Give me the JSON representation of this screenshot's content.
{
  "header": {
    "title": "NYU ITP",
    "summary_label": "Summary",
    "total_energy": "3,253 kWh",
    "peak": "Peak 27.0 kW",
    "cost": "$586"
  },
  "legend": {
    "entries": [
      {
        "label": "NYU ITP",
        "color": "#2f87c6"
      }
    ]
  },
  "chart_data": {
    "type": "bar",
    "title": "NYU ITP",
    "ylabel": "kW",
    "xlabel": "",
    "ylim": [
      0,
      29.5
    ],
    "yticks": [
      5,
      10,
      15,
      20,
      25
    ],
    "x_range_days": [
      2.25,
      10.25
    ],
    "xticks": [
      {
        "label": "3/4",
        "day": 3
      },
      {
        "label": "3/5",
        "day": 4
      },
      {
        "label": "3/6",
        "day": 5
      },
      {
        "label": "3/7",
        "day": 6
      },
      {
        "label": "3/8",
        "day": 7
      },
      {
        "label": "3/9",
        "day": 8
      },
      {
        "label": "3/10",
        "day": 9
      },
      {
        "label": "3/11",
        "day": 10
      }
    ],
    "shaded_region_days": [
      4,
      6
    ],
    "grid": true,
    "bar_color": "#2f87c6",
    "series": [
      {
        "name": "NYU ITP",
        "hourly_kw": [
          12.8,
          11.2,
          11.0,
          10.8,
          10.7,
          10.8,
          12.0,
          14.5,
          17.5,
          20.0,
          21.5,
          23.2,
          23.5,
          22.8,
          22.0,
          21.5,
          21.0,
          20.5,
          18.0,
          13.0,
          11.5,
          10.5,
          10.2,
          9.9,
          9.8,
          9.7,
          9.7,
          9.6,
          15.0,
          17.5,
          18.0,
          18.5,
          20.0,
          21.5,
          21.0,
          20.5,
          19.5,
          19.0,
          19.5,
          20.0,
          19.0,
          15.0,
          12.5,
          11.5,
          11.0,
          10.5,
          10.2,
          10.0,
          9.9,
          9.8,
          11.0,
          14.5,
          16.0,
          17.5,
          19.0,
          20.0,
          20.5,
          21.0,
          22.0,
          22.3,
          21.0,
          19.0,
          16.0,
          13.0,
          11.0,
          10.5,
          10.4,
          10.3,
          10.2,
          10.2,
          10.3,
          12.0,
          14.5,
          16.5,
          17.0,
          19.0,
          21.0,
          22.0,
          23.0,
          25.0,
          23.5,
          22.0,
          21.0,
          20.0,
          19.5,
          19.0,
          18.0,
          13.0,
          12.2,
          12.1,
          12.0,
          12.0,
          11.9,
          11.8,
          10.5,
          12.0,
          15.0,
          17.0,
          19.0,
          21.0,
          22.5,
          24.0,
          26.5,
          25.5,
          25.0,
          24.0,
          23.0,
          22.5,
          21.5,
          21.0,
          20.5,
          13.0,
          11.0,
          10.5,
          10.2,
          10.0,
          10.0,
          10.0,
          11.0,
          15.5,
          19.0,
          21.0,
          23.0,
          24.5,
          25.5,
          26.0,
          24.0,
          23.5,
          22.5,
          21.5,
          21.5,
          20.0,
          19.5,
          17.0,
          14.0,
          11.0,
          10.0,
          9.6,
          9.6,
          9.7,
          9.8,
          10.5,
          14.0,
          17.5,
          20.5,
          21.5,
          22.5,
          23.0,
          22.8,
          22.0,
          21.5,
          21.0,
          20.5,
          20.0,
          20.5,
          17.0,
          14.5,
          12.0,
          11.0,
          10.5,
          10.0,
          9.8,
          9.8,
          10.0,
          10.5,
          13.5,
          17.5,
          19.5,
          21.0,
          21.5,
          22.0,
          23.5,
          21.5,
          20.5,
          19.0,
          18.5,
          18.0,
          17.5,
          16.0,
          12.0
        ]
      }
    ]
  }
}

** Problem statement **
Copy the material above verbatim.

** Answer to the problem **
Give me the JSON representation of this screenshot's content.
{
  "header": {
    "title": "NYU ITP",
    "summary_label": "Summary",
    "total_energy": "3,253 kWh",
    "peak": "Peak 27.0 kW",
    "cost": "$586"
  },
  "legend": {
    "entries": [
      {
        "label": "NYU ITP",
        "color": "#2f87c6"
      }
    ]
  },
  "chart_data": {
    "type": "bar",
    "title": "NYU ITP",
    "ylabel": "kW",
    "xlabel": "",
    "ylim": [
      0,
      29.5
    ],
    "yticks": [
      5,
      10,
      15,
      20,
      25
    ],
    "x_range_days": [
      2.25,
      10.25
    ],
    "xticks": [
      {
        "label": "3/4",
        "day": 3
      },
      {
        "label": "3/5",
        "day": 4
      },
      {
        "label": "3/6",
        "day": 5
      },
      {
        "label": "3/7",
        "day": 6
      },
      {
        "label": "3/8",
        "day": 7
      },
      {
        "label": "3/9",
        "day": 8
      },
      {
        "label": "3/10",
        "day": 9
      },
      {
        "label": "3/11",
        "day": 10
      }
    ],
    "shaded_region_days": [
      4,
      6
    ],
    "grid": true,
    "bar_color": "#2f87c6",
    "series": [
      {
        "name": "NYU ITP",
        "hourly_kw": [
          12.8,
          11.2,
          11.0,
          10.8,
          10.7,
          10.8,
          12.0,
          14.5,
          17.5,
          20.0,
          21.5,
          23.2,
          23.5,
          22.8,
          22.0,
          21.5,
          21.0,
          20.5,
          18.0,
          13.0,
          11.5,
          10.5,
          10.2,
          9.9,
          9.8,
          9.7,
          9.7,
          9.6,
          15.0,
          17.5,
          18.0,
          18.5,
          20.0,
          21.5,
          21.0,
          20.5,
          19.5,
          19.0,
          19.5,
          20.0,
          19.0,
          15.0,
          12.5,
          11.5,
          11.0,
          10.5,
          10.2,
          10.0,
          9.9,
          9.8,
          11.0,
          14.5,
          16.0,
          17.5,
          19.0,
          20.0,
          20.5,
          21.0,
          22.0,
          22.3,
          21.0,
          19.0,
          16.0,
          13.0,
          11.0,
          10.5,
          10.4,
          10.3,
          10.2,
          10.2,
          10.3,
          12.0,
          14.5,
          16.5,
          17.0,
          19.0,
          21.0,
          22.0,
          23.0,
          25.0,
          23.5,
          22.0,
          21.0,
          20.0,
          19.5,
          19.0,
          18.0,
          13.0,
          12.2,
          12.1,
          12.0,
          12.0,
          11.9,
          11.8,
          10.5,
          12.0,
          15.0,
          17.0,
          19.0,
          21.0,
          22.5,
          24.0,
          26.5,
          25.5,
          25.0,
          24.0,
          23.0,
          22.5,
          21.5,
          21.0,
          20.5,
          13.0,
          11.0,
          10.5,
          10.2,
          10.0,
          10.0,
          10.0,
          11.0,
          15.5,
          19.0,
          21.0,
          23.0,
          24.5,
          25.5,
          26.0,
          24.0,
          23.5,
          22.5,
          21.5,
          21.5,
          20.0,
          19.5,
          17.0,
          14.0,
          11.0,
          10.0,
          9.6,
          9.6,
          9.7,
          9.8,
          10.5,
          14.0,
          17.5,
          20.5,
          21.5,
          22.5,
          23.0,
          22.8,
          22.0,
          21.5,
          21.0,
          20.5,
          20.0,
          20.5,
          17.0,
          14.5,
          12.0,
          11.0,
          10.5,
          10.0,
          9.8,
          9.8,
          10.0,
          10.5,
          13.5,
          17.5,
          19.5,
          21.0,
          21.5,
          22.0,
          23.5,
          21.5,
          20.5,
          19.0,
          18.5,
          18.0,
          17.5,
          16.0,
          12.0
        ]
      }
    ]
  }
}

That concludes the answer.